Set exercise: Copy, from the entries below, each line in which the string "calo" appears.

Items listed in a dataset
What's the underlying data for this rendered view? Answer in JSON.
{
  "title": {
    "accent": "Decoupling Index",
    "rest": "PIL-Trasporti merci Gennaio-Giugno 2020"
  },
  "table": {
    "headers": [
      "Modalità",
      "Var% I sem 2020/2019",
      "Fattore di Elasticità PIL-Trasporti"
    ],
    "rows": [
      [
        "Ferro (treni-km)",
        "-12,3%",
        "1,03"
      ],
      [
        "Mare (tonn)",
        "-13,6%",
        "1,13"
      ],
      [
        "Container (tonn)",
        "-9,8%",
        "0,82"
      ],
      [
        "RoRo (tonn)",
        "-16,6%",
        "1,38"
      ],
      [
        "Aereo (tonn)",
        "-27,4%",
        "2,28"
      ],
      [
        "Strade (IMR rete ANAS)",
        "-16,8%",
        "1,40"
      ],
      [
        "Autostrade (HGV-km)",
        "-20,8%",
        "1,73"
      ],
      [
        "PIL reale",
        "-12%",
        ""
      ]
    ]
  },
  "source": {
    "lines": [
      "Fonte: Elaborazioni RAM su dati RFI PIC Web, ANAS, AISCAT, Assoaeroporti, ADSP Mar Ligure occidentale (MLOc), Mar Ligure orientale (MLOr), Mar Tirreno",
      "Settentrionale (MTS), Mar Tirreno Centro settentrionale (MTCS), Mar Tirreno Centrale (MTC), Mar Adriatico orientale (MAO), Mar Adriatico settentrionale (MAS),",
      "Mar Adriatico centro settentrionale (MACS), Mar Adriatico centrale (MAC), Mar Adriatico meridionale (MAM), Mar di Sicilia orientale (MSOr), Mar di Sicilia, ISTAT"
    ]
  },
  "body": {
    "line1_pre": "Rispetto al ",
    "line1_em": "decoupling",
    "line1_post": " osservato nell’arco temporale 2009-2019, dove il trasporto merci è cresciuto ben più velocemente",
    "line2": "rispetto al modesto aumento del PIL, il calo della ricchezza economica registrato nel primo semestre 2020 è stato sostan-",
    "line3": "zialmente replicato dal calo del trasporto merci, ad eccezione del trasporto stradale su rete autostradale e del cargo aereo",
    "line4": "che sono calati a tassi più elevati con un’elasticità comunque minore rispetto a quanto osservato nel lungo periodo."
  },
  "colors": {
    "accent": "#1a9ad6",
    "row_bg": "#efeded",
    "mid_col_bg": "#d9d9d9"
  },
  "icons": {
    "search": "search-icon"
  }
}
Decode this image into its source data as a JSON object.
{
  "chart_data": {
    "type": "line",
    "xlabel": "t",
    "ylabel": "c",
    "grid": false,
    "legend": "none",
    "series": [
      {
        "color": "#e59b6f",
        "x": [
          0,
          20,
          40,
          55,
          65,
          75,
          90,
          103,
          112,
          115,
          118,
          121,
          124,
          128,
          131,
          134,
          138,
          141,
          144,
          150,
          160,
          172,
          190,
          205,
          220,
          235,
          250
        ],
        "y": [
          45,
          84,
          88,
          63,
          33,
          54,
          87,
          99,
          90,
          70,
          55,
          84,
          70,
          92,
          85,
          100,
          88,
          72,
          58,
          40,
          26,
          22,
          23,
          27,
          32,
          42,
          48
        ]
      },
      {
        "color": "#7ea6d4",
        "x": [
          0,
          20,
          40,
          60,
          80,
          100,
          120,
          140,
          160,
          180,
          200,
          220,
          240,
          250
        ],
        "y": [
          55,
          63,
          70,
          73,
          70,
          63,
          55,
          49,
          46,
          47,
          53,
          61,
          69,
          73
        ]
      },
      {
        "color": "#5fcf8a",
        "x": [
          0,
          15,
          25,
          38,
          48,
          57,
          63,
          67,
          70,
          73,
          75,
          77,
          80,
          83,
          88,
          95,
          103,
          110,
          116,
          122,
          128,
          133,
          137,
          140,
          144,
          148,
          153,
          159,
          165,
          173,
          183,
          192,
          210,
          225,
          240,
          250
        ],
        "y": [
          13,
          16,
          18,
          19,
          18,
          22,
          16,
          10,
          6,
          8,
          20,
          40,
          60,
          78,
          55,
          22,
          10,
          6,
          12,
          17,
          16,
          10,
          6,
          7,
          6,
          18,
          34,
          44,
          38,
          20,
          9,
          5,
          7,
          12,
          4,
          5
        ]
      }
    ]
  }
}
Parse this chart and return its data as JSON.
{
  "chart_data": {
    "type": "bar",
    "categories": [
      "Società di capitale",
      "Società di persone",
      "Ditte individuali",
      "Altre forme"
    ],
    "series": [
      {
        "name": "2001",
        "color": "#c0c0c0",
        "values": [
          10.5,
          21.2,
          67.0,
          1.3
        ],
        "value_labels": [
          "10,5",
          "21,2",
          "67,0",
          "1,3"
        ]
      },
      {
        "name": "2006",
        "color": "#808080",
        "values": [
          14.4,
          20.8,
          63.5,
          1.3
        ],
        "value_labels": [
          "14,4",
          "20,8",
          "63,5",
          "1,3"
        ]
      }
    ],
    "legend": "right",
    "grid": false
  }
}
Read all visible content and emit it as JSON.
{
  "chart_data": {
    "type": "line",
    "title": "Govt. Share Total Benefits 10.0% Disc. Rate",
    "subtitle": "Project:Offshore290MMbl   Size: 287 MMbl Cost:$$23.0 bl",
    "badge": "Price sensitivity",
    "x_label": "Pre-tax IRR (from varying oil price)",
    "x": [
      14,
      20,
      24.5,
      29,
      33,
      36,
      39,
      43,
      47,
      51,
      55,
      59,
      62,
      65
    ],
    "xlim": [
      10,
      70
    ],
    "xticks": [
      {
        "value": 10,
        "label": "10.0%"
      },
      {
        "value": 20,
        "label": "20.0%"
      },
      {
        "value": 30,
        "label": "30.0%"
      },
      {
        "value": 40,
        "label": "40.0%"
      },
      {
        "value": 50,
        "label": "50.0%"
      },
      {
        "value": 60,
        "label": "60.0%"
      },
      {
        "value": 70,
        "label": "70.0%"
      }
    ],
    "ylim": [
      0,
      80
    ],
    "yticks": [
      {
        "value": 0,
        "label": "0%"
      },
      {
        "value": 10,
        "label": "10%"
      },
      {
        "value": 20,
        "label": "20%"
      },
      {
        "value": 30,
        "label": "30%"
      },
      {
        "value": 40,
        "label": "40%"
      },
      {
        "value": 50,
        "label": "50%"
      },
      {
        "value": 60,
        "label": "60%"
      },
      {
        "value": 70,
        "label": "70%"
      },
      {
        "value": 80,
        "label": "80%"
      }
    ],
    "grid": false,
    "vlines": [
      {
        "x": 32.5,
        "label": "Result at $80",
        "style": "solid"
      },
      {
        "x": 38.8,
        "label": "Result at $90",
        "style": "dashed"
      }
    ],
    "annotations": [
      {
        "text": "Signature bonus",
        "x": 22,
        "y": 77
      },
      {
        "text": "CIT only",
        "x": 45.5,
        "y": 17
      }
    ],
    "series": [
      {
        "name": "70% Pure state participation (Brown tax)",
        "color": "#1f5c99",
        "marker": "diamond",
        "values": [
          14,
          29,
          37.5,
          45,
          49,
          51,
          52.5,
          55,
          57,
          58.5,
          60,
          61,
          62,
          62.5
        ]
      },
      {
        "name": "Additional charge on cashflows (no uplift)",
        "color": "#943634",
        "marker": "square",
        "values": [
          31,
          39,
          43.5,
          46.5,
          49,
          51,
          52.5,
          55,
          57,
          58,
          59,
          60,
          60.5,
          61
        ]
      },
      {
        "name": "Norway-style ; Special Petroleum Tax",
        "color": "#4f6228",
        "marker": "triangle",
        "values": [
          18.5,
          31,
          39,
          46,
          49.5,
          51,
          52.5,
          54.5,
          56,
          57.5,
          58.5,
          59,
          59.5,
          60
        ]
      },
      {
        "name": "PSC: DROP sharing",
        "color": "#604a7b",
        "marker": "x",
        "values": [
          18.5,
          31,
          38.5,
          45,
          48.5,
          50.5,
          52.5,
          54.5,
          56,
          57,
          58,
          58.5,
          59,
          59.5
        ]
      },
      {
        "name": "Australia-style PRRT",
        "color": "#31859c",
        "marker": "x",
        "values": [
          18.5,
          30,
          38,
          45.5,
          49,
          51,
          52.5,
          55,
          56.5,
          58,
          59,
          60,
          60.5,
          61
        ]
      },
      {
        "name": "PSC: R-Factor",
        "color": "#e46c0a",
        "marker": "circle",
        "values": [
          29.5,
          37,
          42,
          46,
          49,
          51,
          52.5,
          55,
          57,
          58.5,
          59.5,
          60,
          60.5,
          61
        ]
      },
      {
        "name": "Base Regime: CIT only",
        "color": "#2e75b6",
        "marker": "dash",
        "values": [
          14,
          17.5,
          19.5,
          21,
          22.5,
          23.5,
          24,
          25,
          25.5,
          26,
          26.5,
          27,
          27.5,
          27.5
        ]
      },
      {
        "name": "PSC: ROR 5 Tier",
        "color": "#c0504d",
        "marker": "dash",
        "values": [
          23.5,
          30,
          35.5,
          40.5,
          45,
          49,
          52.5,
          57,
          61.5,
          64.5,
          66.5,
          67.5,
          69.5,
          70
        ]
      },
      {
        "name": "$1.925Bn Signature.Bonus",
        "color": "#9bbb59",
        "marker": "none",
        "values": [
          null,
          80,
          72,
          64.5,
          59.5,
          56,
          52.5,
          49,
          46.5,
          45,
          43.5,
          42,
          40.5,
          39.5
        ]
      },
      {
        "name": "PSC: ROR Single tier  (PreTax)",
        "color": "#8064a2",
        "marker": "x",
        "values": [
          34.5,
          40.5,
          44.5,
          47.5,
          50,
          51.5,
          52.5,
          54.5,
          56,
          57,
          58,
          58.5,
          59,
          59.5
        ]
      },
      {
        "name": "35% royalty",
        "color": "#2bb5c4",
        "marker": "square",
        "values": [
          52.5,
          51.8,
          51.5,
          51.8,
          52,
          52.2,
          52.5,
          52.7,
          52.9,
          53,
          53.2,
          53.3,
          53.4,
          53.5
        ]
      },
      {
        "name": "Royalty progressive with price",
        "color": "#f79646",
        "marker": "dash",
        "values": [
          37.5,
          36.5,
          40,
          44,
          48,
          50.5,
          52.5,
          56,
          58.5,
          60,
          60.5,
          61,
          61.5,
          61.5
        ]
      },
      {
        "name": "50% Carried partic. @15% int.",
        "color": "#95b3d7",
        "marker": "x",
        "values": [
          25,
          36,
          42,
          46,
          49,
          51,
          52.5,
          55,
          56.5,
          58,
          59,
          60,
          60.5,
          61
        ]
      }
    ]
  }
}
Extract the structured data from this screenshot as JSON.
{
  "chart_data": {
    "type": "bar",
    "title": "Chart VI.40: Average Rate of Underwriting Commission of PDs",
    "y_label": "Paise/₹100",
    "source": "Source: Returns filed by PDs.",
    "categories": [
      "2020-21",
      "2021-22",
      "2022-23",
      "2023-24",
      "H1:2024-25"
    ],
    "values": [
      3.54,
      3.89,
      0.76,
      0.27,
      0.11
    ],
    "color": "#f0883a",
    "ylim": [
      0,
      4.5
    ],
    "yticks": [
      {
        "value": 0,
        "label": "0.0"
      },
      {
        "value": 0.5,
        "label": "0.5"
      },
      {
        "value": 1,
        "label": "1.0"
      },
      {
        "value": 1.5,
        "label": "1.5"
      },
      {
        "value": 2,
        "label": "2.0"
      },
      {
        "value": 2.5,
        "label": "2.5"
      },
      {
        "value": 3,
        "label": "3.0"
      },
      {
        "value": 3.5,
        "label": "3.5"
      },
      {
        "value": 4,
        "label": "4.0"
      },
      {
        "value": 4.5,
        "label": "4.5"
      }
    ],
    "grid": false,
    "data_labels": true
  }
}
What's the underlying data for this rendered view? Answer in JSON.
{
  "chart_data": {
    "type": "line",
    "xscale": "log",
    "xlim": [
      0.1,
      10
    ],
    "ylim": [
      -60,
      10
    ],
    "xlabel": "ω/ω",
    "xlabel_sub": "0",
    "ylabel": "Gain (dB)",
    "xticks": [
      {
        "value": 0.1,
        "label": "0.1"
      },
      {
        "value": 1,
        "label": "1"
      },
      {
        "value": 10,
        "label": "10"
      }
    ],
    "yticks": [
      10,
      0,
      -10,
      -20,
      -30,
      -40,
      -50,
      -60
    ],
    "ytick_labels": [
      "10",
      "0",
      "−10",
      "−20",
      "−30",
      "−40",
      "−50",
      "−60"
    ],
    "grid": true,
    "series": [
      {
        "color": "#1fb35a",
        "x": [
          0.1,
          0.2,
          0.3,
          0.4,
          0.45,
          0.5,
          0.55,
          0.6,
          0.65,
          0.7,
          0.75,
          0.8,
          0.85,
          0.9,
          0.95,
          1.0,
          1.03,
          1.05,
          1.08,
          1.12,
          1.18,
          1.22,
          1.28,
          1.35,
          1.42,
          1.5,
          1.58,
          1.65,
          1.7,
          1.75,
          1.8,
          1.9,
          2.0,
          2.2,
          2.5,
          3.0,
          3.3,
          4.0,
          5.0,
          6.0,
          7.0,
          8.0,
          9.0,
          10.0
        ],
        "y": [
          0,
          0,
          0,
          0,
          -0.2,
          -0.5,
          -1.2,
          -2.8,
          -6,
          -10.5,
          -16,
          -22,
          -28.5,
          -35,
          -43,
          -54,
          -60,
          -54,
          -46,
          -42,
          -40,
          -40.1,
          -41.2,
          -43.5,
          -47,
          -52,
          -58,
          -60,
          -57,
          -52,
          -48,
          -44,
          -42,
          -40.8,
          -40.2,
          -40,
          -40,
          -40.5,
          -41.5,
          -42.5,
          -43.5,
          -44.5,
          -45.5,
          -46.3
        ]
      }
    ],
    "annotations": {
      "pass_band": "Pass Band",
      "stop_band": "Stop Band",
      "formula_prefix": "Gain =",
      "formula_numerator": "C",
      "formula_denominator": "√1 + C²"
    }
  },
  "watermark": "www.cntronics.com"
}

The result:
    "line2": "rispetto al modesto aumento del PIL, il calo della ricchezza economica registrato nel primo semestre 2020 è stato sostan-",
    "line3": "zialmente replicato dal calo del trasporto merci, ad eccezione del trasporto stradale su rete autostradale e del cargo aereo",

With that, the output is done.